▶ Stored entries
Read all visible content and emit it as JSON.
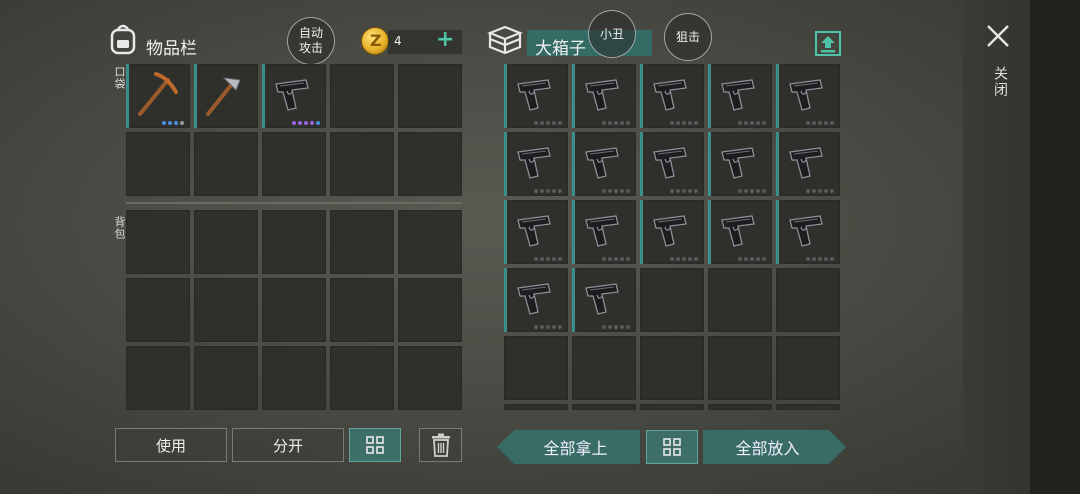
{
  "inventory": {
    "title": "物品栏",
    "auto_attack_label": "自动\n攻击",
    "coin_count": "4",
    "pocket_label": "口袋",
    "backpack_label": "背包",
    "pocket_items": [
      {
        "name": "pickaxe-icon",
        "rarity_dots": [
          "#4a8de6",
          "#4a8de6",
          "#4a8de6",
          "#9a9a9a"
        ]
      },
      {
        "name": "hammer-icon",
        "rarity_dots": []
      },
      {
        "name": "pistol-icon",
        "rarity_dots": [
          "#9a63e6",
          "#9a63e6",
          "#9a63e6",
          "#9a63e6",
          "#4a8de6"
        ]
      }
    ]
  },
  "chest": {
    "title": "大箱子",
    "clown_label": "小丑",
    "snipe_label": "狙击",
    "item_count": 17,
    "item_icon": "pistol-icon"
  },
  "buttons": {
    "use": "使用",
    "split": "分开",
    "take_all": "全部拿上",
    "put_all": "全部放入"
  },
  "close_label": "关闭",
  "colors": {
    "accent_teal": "#3b8f8a",
    "coin_gold": "#e6b22a",
    "plus_green": "#4fc3a8"
  }
}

▶ EXERCISE AIM
All the lines above are to be given again exactly as they read, with the pictures removed.

▶ EXERCISE OUTPUT
Read all visible content and emit it as JSON.
{
  "inventory": {
    "title": "物品栏",
    "auto_attack_label": "自动\n攻击",
    "coin_count": "4",
    "pocket_label": "口袋",
    "backpack_label": "背包",
    "pocket_items": [
      {
        "name": "pickaxe-icon",
        "rarity_dots": [
          "#4a8de6",
          "#4a8de6",
          "#4a8de6",
          "#9a9a9a"
        ]
      },
      {
        "name": "hammer-icon",
        "rarity_dots": []
      },
      {
        "name": "pistol-icon",
        "rarity_dots": [
          "#9a63e6",
          "#9a63e6",
          "#9a63e6",
          "#9a63e6",
          "#4a8de6"
        ]
      }
    ]
  },
  "chest": {
    "title": "大箱子",
    "clown_label": "小丑",
    "snipe_label": "狙击",
    "item_count": 17,
    "item_icon": "pistol-icon"
  },
  "buttons": {
    "use": "使用",
    "split": "分开",
    "take_all": "全部拿上",
    "put_all": "全部放入"
  },
  "close_label": "关闭",
  "colors": {
    "accent_teal": "#3b8f8a",
    "coin_gold": "#e6b22a",
    "plus_green": "#4fc3a8"
  }
}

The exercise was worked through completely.